'''

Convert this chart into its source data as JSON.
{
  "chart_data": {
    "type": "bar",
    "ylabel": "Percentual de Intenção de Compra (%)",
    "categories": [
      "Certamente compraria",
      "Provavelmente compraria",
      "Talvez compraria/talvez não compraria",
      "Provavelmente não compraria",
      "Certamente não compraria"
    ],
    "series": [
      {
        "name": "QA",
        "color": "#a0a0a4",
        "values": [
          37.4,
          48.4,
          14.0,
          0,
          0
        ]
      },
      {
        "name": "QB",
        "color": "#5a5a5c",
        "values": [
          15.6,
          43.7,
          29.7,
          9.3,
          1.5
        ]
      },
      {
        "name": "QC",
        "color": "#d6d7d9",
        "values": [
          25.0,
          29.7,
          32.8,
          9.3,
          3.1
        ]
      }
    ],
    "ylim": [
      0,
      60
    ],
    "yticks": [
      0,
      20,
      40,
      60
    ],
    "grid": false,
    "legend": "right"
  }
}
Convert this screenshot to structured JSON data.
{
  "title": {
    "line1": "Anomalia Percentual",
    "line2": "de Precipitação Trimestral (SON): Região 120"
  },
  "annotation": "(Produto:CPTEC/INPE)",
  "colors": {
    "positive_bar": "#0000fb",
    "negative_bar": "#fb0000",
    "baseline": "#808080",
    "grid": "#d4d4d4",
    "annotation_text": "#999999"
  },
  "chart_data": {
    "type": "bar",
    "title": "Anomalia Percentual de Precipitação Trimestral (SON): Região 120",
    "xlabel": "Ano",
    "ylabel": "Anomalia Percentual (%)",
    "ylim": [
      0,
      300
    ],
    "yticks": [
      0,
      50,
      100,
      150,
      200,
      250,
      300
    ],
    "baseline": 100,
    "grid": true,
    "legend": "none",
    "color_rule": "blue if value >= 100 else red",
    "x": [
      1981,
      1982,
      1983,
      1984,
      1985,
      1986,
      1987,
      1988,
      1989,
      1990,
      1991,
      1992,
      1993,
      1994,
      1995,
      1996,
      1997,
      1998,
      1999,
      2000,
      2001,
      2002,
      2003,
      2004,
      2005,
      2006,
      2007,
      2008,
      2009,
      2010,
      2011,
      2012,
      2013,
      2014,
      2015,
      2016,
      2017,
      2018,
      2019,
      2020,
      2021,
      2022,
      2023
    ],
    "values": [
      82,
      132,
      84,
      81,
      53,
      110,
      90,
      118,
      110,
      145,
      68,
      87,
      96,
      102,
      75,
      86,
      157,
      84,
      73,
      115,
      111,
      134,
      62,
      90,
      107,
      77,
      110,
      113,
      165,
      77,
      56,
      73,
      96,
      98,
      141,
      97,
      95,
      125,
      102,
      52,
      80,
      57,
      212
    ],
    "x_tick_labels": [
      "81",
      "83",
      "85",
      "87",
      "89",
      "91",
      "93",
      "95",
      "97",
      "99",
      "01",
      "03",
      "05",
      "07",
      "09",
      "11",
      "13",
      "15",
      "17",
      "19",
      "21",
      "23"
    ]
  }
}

'''

● **Stated task**
Read the entries above, then pull out the lines that include "Provavelmente".

● **Output for this exercise**
      "Provavelmente compraria",
      "Provavelmente não compraria",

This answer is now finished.